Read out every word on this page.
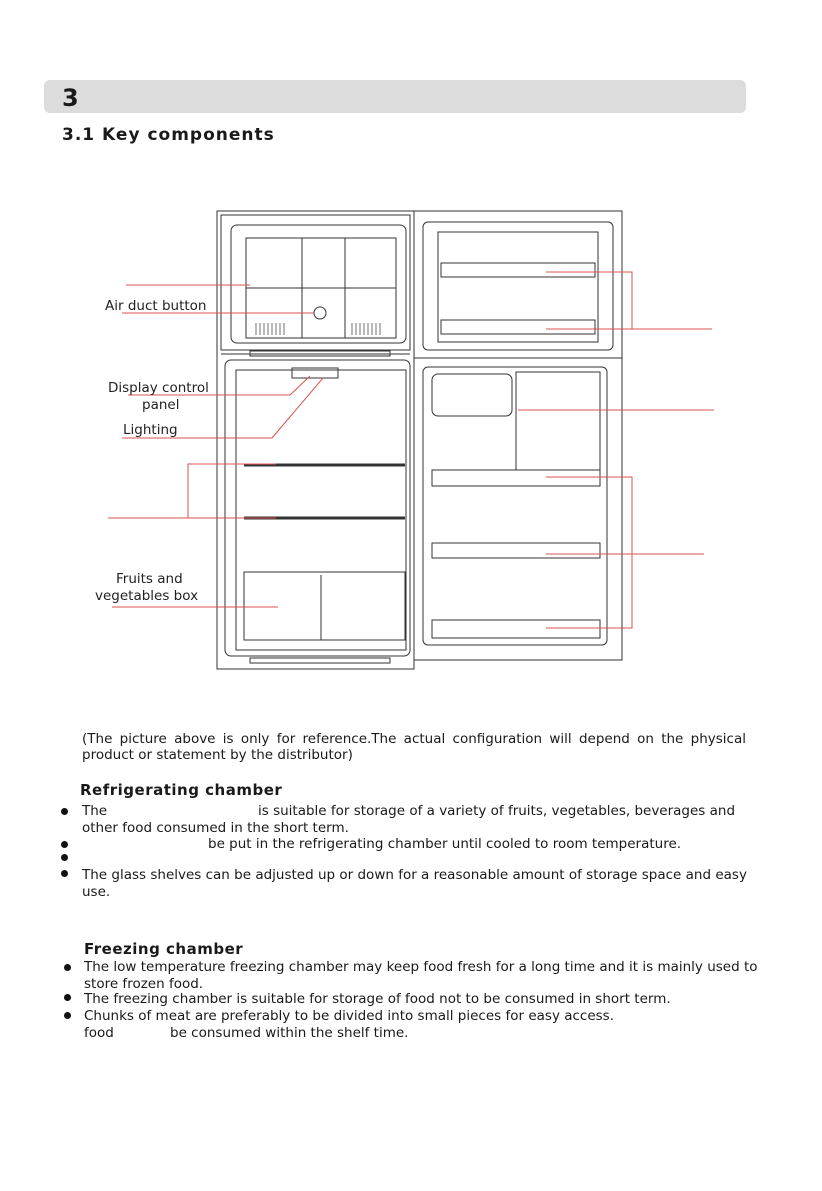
3
3.1 Key components
Air duct button
Display control
panel
Lighting
Fruits and
vegetables box
(The picture above is only for reference.The actual configuration will depend on the physical product or statement by the distributor)
Refrigerating chamber
The	is suitable for storage of a variety of fruits, vegetables, beverages and
other food consumed in the short term.
be put in the refrigerating chamber until cooled to room temperature.
The glass shelves can be adjusted up or down for a reasonable amount of storage space and easy
use.
Freezing chamber
The low temperature freezing chamber may keep food fresh for a long time and it is mainly used to
store frozen food.
The freezing chamber is suitable for storage of food not to be consumed in short term.
Chunks of meat are preferably to be divided into small pieces for easy access.
food	be consumed within the shelf time.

• Goal:
Gather from the entries above all lines that include the string "time".

• The solution:
The low temperature freezing chamber may keep food fresh for a long time and it is mainly used to
food	be consumed within the shelf time.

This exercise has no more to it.